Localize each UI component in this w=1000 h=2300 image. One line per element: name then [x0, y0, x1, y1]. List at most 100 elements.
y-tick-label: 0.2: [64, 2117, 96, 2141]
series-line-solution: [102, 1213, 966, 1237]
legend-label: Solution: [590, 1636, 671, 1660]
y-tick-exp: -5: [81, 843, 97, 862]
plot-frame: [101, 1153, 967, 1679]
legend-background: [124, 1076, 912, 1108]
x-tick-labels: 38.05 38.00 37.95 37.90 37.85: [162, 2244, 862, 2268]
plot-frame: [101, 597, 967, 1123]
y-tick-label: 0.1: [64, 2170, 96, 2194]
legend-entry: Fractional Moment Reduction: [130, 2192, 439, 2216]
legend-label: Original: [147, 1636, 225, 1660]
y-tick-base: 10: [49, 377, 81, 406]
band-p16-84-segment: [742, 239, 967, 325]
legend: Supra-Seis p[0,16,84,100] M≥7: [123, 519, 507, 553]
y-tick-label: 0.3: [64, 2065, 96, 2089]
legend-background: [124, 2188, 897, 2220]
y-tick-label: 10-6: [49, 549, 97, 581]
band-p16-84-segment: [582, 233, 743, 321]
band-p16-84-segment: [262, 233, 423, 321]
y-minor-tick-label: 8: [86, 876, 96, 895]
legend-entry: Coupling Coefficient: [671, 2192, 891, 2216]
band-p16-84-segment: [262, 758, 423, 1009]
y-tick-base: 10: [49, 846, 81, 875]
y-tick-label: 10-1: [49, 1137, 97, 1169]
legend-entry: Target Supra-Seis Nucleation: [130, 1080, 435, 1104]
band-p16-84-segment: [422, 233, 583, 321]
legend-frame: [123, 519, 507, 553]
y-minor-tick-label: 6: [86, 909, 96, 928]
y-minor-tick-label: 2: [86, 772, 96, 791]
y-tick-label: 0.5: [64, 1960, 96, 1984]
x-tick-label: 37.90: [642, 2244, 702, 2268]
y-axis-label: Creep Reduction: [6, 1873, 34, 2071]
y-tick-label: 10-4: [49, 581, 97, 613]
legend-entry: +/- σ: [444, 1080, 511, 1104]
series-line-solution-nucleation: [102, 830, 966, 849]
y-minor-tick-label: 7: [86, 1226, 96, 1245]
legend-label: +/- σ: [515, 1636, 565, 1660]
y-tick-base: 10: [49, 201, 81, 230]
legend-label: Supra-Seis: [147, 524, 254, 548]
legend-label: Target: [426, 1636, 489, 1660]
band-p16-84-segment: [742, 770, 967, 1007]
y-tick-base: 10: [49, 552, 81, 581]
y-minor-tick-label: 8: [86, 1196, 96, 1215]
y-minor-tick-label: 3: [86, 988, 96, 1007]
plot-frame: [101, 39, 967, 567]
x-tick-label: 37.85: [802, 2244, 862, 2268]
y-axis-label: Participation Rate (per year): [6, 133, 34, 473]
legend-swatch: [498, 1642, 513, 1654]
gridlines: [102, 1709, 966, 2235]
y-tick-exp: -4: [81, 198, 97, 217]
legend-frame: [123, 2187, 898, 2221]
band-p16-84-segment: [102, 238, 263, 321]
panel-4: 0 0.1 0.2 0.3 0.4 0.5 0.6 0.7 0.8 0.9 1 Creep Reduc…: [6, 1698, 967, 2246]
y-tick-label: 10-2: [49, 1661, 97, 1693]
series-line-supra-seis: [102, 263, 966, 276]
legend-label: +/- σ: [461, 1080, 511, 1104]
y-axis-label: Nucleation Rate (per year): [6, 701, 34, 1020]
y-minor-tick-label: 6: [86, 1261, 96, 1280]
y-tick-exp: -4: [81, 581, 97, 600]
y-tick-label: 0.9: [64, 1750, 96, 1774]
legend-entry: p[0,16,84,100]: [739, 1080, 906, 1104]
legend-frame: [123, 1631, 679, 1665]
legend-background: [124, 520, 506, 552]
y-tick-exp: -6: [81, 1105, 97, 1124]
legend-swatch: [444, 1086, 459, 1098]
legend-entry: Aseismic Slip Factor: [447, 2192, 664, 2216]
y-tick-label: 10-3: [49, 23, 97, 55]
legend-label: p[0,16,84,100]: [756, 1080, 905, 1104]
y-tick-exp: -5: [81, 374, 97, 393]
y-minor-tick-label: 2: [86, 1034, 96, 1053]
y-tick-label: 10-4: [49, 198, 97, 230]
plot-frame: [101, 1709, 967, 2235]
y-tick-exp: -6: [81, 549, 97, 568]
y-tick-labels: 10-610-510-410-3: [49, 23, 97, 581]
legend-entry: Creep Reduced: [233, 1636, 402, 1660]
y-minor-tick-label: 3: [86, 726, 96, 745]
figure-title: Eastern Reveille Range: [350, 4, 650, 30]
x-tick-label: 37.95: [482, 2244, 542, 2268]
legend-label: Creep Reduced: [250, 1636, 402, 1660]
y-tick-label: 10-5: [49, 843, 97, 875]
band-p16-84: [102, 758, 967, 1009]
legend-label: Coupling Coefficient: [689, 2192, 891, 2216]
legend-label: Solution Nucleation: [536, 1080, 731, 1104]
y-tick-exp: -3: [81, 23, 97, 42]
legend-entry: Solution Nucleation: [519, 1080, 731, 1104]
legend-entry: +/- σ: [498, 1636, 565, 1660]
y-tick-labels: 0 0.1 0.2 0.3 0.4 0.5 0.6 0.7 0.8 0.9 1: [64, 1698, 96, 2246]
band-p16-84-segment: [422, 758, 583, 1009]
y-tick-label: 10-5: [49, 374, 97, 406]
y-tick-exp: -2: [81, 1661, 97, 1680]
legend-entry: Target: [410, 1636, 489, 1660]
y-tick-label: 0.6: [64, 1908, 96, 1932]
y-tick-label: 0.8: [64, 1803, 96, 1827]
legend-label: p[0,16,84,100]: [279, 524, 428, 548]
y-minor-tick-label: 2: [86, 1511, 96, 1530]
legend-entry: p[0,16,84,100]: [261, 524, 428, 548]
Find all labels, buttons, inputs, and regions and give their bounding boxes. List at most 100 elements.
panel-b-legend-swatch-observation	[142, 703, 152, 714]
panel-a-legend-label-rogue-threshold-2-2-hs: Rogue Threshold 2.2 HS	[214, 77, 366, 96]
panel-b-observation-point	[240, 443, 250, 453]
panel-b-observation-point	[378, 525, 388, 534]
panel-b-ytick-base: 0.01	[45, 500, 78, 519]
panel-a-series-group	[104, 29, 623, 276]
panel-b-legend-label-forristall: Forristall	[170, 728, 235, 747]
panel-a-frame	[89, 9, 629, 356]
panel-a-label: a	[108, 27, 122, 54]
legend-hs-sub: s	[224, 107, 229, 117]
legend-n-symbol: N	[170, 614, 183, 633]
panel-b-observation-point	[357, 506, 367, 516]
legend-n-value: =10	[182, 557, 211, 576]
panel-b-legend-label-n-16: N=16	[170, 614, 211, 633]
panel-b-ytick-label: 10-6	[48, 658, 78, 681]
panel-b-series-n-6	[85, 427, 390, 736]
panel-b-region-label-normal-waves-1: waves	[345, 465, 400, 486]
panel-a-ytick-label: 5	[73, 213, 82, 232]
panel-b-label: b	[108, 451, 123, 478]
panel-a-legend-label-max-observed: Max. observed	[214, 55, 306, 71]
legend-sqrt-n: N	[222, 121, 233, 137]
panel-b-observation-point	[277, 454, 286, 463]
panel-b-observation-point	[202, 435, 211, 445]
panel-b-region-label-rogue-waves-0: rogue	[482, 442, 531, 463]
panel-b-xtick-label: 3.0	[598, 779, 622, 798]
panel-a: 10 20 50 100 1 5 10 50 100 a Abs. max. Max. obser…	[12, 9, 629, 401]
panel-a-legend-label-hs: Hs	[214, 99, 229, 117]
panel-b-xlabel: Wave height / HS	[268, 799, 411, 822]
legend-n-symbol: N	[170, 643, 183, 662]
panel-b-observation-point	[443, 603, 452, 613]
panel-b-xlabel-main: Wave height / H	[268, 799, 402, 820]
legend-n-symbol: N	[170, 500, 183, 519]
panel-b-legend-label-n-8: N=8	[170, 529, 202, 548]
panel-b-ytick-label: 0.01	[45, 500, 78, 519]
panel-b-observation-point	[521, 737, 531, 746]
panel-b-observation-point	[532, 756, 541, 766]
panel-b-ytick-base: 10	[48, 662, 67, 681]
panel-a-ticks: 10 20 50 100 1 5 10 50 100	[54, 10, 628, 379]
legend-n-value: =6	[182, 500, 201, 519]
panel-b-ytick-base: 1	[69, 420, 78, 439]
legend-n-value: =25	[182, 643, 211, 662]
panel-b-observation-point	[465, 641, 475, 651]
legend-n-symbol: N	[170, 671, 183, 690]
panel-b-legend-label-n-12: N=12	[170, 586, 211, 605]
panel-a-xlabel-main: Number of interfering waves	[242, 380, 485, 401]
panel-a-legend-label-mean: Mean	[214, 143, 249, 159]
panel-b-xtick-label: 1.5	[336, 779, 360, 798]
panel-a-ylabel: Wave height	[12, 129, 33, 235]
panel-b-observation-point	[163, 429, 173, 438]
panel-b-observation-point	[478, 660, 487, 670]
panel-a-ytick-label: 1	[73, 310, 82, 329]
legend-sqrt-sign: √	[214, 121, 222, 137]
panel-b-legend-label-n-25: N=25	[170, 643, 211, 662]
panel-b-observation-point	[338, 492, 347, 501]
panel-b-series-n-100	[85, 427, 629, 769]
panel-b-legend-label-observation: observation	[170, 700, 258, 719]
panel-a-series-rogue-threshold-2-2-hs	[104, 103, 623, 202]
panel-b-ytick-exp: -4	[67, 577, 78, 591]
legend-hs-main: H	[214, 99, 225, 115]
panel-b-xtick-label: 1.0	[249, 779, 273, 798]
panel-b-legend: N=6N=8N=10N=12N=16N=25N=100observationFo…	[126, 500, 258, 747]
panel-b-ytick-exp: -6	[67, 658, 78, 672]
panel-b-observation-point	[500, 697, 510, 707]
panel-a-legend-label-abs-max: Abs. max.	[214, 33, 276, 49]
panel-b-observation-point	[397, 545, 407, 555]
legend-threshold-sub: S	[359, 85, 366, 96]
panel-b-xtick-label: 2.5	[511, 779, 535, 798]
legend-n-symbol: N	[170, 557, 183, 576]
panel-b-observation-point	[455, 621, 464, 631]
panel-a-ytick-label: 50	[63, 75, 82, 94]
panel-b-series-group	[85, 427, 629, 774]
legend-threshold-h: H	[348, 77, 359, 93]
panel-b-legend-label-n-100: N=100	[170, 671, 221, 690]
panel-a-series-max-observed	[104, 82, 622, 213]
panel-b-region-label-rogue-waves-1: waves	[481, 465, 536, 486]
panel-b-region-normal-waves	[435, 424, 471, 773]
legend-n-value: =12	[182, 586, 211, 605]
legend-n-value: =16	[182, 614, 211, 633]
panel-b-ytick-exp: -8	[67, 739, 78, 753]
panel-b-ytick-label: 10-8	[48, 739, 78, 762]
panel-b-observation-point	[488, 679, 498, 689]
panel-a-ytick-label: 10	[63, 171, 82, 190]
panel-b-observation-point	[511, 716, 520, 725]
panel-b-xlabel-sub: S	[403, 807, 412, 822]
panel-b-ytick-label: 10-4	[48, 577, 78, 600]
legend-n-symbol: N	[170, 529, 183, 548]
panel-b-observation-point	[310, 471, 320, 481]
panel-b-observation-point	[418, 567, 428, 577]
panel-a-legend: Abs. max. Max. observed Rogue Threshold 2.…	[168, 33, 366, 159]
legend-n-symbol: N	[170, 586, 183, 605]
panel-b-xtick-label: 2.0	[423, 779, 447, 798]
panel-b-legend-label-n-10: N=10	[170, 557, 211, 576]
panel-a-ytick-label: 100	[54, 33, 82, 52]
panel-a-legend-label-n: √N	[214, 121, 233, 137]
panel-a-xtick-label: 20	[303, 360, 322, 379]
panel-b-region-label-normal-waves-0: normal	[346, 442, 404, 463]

+ + + + + + +

Exercise goal: Copy the rows exactly, starting at their first line and ending with the line that contains "legend-label: Solution: [590, 1636, 671, 1660]".

Response to this exercise:
Localize each UI component in this w=1000 h=2300 image. One line per element: name then [x0, y0, x1, y1]. List at most 100 elements.
y-tick-label: 0.2: [64, 2117, 96, 2141]
series-line-solution: [102, 1213, 966, 1237]
legend-label: Solution: [590, 1636, 671, 1660]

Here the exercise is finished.